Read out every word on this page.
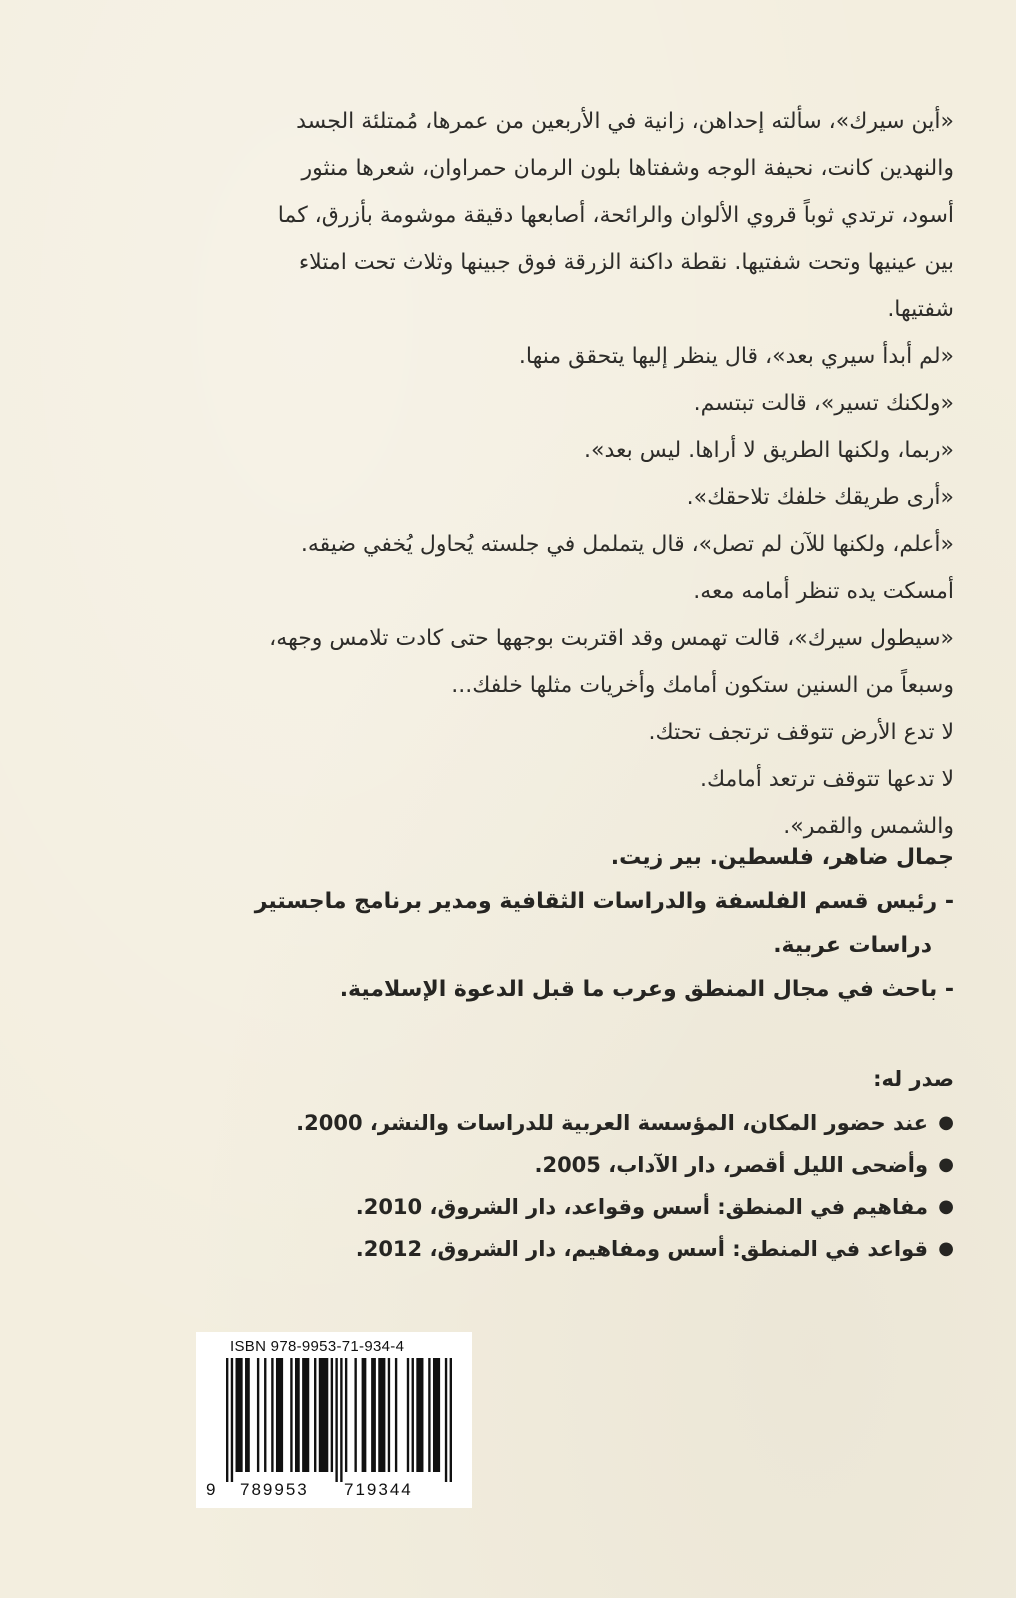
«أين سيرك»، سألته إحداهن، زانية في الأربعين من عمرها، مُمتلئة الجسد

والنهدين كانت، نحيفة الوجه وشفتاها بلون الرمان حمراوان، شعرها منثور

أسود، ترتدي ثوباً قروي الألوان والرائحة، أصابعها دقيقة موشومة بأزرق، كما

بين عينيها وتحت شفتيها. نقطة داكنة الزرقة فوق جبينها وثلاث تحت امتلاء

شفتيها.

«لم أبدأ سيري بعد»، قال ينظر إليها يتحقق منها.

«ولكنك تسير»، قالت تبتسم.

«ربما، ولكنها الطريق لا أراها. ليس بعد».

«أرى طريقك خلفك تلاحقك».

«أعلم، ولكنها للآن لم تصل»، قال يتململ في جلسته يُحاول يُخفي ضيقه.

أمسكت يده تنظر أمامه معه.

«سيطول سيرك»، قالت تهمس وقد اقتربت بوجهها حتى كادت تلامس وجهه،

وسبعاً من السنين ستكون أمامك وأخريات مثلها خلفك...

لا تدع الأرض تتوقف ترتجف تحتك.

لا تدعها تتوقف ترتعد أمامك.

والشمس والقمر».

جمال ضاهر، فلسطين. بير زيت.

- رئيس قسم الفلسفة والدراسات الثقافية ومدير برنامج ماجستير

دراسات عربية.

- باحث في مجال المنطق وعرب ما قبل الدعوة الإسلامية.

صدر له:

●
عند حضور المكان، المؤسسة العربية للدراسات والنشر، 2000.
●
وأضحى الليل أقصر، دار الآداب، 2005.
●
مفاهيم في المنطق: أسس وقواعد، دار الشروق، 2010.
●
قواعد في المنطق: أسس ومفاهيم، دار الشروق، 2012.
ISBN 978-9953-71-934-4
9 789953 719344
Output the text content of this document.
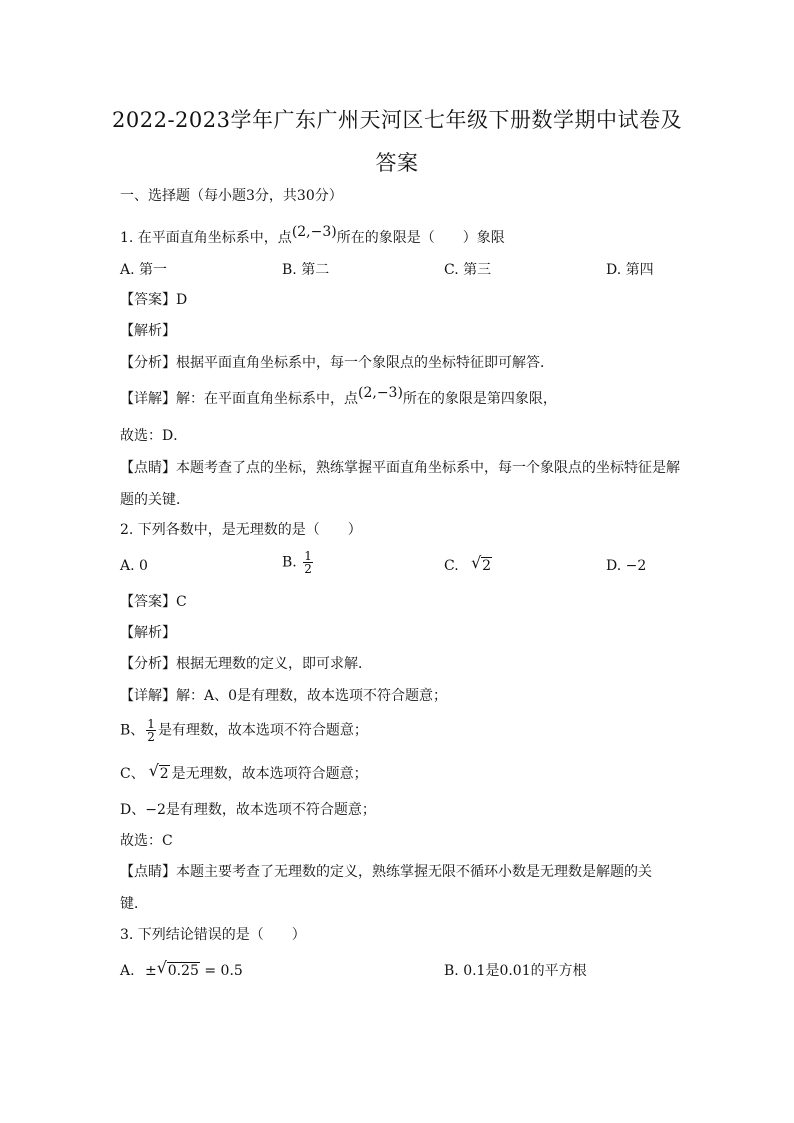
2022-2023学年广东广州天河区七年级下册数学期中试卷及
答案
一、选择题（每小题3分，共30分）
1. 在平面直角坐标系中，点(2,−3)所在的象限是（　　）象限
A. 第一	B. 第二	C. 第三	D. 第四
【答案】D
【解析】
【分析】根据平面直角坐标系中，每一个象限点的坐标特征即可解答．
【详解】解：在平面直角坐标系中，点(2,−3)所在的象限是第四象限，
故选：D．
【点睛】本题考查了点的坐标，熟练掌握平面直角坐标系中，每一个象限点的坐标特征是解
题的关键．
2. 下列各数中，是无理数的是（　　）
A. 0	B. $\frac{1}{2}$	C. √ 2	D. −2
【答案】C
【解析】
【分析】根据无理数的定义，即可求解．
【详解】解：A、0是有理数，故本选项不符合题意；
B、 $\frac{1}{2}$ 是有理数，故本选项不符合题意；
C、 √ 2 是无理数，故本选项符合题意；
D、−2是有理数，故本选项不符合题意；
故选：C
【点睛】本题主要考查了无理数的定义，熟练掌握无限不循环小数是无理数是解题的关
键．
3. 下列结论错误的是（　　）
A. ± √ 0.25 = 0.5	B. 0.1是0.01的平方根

□ □ □ □

- DIRECTION
Find "أمامك". Copy every line it occurs in.

- REPLY
وسبعاً من السنين ستكون أمامك وأخريات مثلها خلفك...
لا تدعها تتوقف ترتعد أمامك.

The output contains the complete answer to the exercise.